**Task statement:** Will you transcribe the entries that follow, exactly and in full?

**Data shown:**
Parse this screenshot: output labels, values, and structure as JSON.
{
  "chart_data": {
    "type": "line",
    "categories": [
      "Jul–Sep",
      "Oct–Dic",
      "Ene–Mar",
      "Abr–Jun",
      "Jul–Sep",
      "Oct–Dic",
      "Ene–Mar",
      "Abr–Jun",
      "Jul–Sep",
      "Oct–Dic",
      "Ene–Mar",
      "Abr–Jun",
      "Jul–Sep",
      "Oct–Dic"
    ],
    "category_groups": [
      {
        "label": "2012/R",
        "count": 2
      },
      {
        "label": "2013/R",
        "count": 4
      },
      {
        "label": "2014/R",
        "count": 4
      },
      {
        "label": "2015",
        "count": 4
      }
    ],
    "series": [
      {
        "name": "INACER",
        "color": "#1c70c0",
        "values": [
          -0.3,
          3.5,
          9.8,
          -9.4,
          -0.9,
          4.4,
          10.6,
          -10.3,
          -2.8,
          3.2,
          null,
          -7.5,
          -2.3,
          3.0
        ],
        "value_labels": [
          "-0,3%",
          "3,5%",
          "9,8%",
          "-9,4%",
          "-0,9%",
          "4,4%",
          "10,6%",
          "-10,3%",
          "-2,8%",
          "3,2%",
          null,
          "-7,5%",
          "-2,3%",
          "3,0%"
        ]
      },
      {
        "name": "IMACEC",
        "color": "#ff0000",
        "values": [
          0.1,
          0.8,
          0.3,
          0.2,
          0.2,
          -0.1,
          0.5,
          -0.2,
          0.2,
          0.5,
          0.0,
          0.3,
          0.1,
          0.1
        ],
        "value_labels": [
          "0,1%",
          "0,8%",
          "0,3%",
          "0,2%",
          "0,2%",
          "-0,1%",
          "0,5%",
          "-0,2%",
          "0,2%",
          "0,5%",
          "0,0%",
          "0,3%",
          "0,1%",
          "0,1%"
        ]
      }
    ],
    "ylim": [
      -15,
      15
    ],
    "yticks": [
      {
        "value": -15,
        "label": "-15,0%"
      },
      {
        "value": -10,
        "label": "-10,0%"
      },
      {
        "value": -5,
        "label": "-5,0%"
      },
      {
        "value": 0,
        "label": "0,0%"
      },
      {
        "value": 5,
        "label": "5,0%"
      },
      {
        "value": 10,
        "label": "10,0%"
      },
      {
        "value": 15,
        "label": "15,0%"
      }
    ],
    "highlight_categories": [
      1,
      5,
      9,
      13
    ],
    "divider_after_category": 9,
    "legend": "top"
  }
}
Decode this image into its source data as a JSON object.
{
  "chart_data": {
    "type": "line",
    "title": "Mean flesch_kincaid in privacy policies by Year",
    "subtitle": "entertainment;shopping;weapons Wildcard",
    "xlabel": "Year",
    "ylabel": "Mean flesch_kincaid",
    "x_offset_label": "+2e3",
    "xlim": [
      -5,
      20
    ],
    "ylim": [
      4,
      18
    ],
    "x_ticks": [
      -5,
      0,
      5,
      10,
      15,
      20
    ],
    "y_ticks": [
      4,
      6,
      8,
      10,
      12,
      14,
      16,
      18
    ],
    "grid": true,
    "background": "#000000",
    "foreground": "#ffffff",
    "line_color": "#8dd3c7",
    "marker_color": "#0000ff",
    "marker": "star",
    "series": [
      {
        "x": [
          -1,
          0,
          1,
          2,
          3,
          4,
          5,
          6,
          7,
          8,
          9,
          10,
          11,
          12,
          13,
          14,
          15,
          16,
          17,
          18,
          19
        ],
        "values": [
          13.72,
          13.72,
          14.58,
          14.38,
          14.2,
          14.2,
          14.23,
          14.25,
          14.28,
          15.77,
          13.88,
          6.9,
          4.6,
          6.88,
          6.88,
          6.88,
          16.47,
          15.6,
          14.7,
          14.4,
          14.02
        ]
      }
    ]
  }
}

**The output:**
Parse this screenshot: output labels, values, and structure as JSON.
{
  "chart_data": {
    "type": "line",
    "categories": [
      "Jul–Sep",
      "Oct–Dic",
      "Ene–Mar",
      "Abr–Jun",
      "Jul–Sep",
      "Oct–Dic",
      "Ene–Mar",
      "Abr–Jun",
      "Jul–Sep",
      "Oct–Dic",
      "Ene–Mar",
      "Abr–Jun",
      "Jul–Sep",
      "Oct–Dic"
    ],
    "category_groups": [
      {
        "label": "2012/R",
        "count": 2
      },
      {
        "label": "2013/R",
        "count": 4
      },
      {
        "label": "2014/R",
        "count": 4
      },
      {
        "label": "2015",
        "count": 4
      }
    ],
    "series": [
      {
        "name": "INACER",
        "color": "#1c70c0",
        "values": [
          -0.3,
          3.5,
          9.8,
          -9.4,
          -0.9,
          4.4,
          10.6,
          -10.3,
          -2.8,
          3.2,
          null,
          -7.5,
          -2.3,
          3.0
        ],
        "value_labels": [
          "-0,3%",
          "3,5%",
          "9,8%",
          "-9,4%",
          "-0,9%",
          "4,4%",
          "10,6%",
          "-10,3%",
          "-2,8%",
          "3,2%",
          null,
          "-7,5%",
          "-2,3%",
          "3,0%"
        ]
      },
      {
        "name": "IMACEC",
        "color": "#ff0000",
        "values": [
          0.1,
          0.8,
          0.3,
          0.2,
          0.2,
          -0.1,
          0.5,
          -0.2,
          0.2,
          0.5,
          0.0,
          0.3,
          0.1,
          0.1
        ],
        "value_labels": [
          "0,1%",
          "0,8%",
          "0,3%",
          "0,2%",
          "0,2%",
          "-0,1%",
          "0,5%",
          "-0,2%",
          "0,2%",
          "0,5%",
          "0,0%",
          "0,3%",
          "0,1%",
          "0,1%"
        ]
      }
    ],
    "ylim": [
      -15,
      15
    ],
    "yticks": [
      {
        "value": -15,
        "label": "-15,0%"
      },
      {
        "value": -10,
        "label": "-10,0%"
      },
      {
        "value": -5,
        "label": "-5,0%"
      },
      {
        "value": 0,
        "label": "0,0%"
      },
      {
        "value": 5,
        "label": "5,0%"
      },
      {
        "value": 10,
        "label": "10,0%"
      },
      {
        "value": 15,
        "label": "15,0%"
      }
    ],
    "highlight_categories": [
      1,
      5,
      9,
      13
    ],
    "divider_after_category": 9,
    "legend": "top"
  }
}
Decode this image into its source data as a JSON object.
{
  "chart_data": {
    "type": "line",
    "title": "Mean flesch_kincaid in privacy policies by Year",
    "subtitle": "entertainment;shopping;weapons Wildcard",
    "xlabel": "Year",
    "ylabel": "Mean flesch_kincaid",
    "x_offset_label": "+2e3",
    "xlim": [
      -5,
      20
    ],
    "ylim": [
      4,
      18
    ],
    "x_ticks": [
      -5,
      0,
      5,
      10,
      15,
      20
    ],
    "y_ticks": [
      4,
      6,
      8,
      10,
      12,
      14,
      16,
      18
    ],
    "grid": true,
    "background": "#000000",
    "foreground": "#ffffff",
    "line_color": "#8dd3c7",
    "marker_color": "#0000ff",
    "marker": "star",
    "series": [
      {
        "x": [
          -1,
          0,
          1,
          2,
          3,
          4,
          5,
          6,
          7,
          8,
          9,
          10,
          11,
          12,
          13,
          14,
          15,
          16,
          17,
          18,
          19
        ],
        "values": [
          13.72,
          13.72,
          14.58,
          14.38,
          14.2,
          14.2,
          14.23,
          14.25,
          14.28,
          15.77,
          13.88,
          6.9,
          4.6,
          6.88,
          6.88,
          6.88,
          16.47,
          15.6,
          14.7,
          14.4,
          14.02
        ]
      }
    ]
  }
}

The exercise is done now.